Content starts
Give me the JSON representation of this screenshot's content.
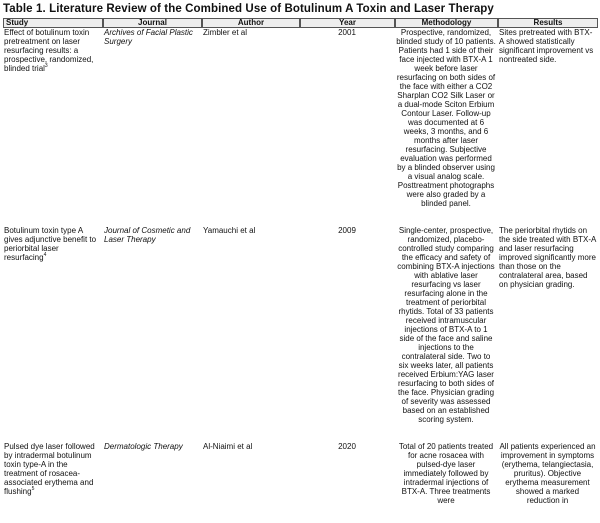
{
  "title": "Table 1. Literature Review of the Combined Use of Botulinum A Toxin and Laser Therapy",
  "headers": [
    "Study",
    "Journal",
    "Author",
    "Year",
    "Methodology",
    "Results"
  ],
  "rows": [
    {
      "study": "Effect of botulinum toxin pretreatment on laser resurfacing results: a prospective, randomized, blinded trial",
      "ref": "3",
      "journal": "Archives of Facial Plastic Surgery",
      "author": "Zimbler et al",
      "year": "2001",
      "methodology": "Prospective, randomized, blinded study of 10 patients. Patients had 1 side of their face injected with BTX-A 1 week before laser resurfacing on both sides of the face with either a CO2 Sharplan CO2 Silk Laser or a dual-mode Sciton Erbium Contour Laser. Follow-up was documented at 6 weeks, 3 months, and 6 months after laser resurfacing. Subjective evaluation was performed by a blinded observer using a visual analog scale. Posttreatment photographs were also graded by a blinded panel.",
      "results": "Sites pretreated with BTX-A showed statistically significant improvement vs nontreated side."
    },
    {
      "study": "Botulinum toxin type A gives adjunctive benefit to periorbital laser resurfacing",
      "ref": "4",
      "journal": "Journal of Cosmetic and Laser Therapy",
      "author": "Yamauchi et al",
      "year": "2009",
      "methodology": "Single-center, prospective, randomized, placebo-controlled study comparing the efficacy and safety of combining BTX-A injections with ablative laser resurfacing vs laser resurfacing alone in the treatment of periorbital rhytids. Total of 33 patients received intramuscular injections of BTX-A to 1 side of the face and saline injections to the contralateral side. Two to six weeks later, all patients received Erbium:YAG laser resurfacing to both sides of the face. Physician grading of severity was assessed based on an established scoring system.",
      "results": "The periorbital rhytids on the side treated with BTX-A and laser resurfacing improved significantly more than those on the contralateral area, based on physician grading."
    },
    {
      "study": "Pulsed dye laser followed by intradermal botulinum toxin type-A in the treatment of rosacea-associated erythema and flushing",
      "ref": "5",
      "journal": "Dermatologic Therapy",
      "author": "Al-Niaimi et al",
      "year": "2020",
      "methodology": "Total of 20 patients treated for acne rosacea with pulsed-dye laser immediately followed by intradermal injections of BTX-A. Three treatments were",
      "results": "All patients experienced an improvement in symptoms (erythema, telangiectasia, pruritus). Objective erythema measurement showed a marked reduction in"
    }
  ]
}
Content ends
**What is required:**
Work through the entries, filtering for the string "type", and copy each line that holds it.

**Final answer:**
      "study": "Botulinum toxin type A gives adjunctive benefit to periorbital laser resurfacing",
      "study": "Pulsed dye laser followed by intradermal botulinum toxin type-A in the treatment of rosacea-associated erythema and flushing",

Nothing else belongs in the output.